Collection entries
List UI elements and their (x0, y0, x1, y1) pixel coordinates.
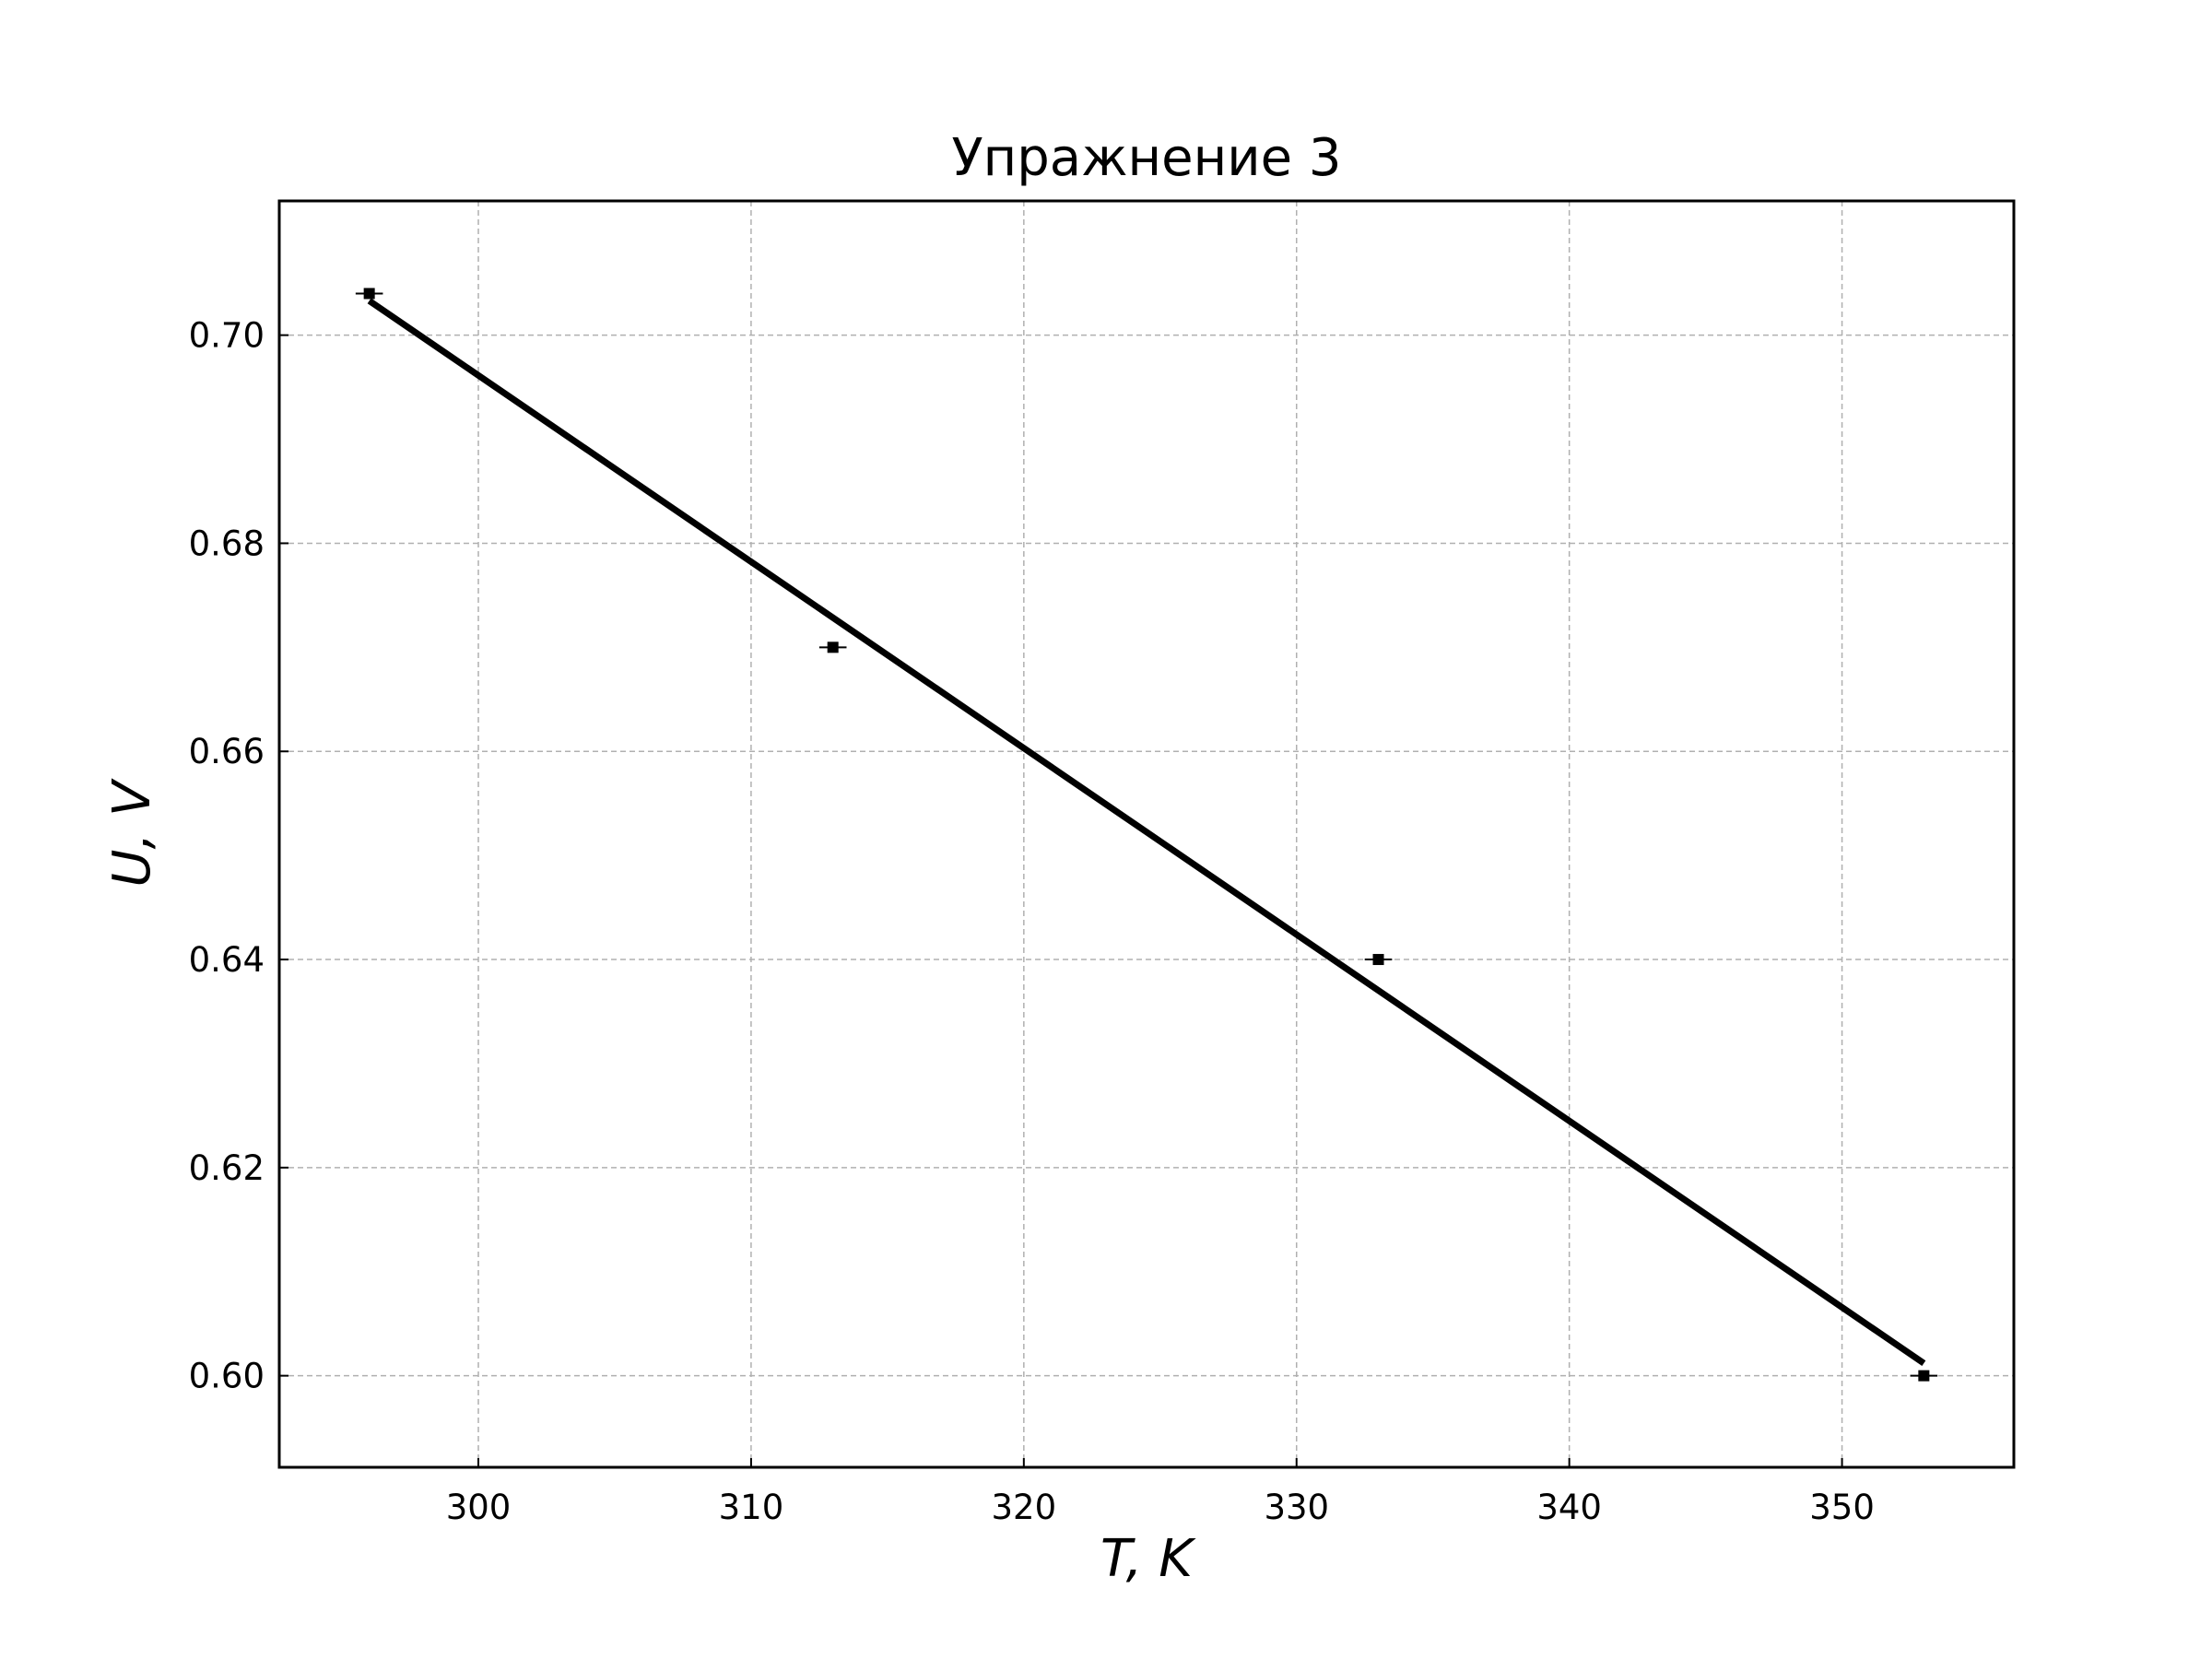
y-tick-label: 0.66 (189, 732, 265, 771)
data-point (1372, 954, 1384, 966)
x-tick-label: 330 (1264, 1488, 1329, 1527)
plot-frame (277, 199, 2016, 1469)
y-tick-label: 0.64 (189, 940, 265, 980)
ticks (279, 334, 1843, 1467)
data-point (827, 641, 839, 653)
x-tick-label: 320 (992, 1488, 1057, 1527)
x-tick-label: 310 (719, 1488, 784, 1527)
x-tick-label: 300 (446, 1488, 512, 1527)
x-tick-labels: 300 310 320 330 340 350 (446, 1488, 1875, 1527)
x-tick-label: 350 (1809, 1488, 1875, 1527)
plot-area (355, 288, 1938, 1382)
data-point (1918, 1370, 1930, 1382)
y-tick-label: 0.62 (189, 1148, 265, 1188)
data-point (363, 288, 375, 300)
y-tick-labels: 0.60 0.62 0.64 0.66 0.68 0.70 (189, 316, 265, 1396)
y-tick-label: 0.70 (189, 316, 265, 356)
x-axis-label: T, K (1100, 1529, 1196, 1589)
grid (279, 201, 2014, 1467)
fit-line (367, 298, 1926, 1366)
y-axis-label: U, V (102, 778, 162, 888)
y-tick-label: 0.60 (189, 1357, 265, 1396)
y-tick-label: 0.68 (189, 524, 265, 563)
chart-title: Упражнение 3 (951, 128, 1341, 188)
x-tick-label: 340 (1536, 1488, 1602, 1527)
---
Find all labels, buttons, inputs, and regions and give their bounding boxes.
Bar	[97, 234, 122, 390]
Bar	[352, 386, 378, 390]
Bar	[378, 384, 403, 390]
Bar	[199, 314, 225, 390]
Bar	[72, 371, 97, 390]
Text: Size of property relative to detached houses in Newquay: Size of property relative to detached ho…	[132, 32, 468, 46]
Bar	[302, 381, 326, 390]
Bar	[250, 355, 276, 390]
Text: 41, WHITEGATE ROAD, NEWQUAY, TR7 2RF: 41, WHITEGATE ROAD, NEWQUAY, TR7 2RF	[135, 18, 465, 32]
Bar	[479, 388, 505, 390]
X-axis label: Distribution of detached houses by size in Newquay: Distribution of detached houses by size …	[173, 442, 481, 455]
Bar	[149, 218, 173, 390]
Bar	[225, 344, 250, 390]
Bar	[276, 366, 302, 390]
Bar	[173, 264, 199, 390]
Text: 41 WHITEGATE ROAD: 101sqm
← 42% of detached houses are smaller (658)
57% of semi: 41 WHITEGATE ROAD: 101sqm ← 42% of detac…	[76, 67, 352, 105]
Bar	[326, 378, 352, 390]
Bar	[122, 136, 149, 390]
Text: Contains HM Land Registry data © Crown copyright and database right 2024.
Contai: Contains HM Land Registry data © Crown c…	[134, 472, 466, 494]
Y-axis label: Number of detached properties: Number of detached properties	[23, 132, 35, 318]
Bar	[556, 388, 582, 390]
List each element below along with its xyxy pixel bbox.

INSTRUCTION ▸ Copy out, unchanged, every line from the one containing "y-tick-label: 0.66 (189, 732, 265, 771)" down to the one containing "data-point (1918, 1370, 1930, 1382)", including both of those lines.

RESULT OF THE TASK ▸
y-tick-label: 0.66 (189, 732, 265, 771)
data-point (1372, 954, 1384, 966)
x-tick-label: 330 (1264, 1488, 1329, 1527)
plot-frame (277, 199, 2016, 1469)
y-tick-label: 0.64 (189, 940, 265, 980)
ticks (279, 334, 1843, 1467)
data-point (827, 641, 839, 653)
x-tick-label: 320 (992, 1488, 1057, 1527)
x-tick-label: 310 (719, 1488, 784, 1527)
x-tick-label: 300 (446, 1488, 512, 1527)
x-tick-labels: 300 310 320 330 340 350 (446, 1488, 1875, 1527)
x-tick-label: 350 (1809, 1488, 1875, 1527)
plot-area (355, 288, 1938, 1382)
data-point (1918, 1370, 1930, 1382)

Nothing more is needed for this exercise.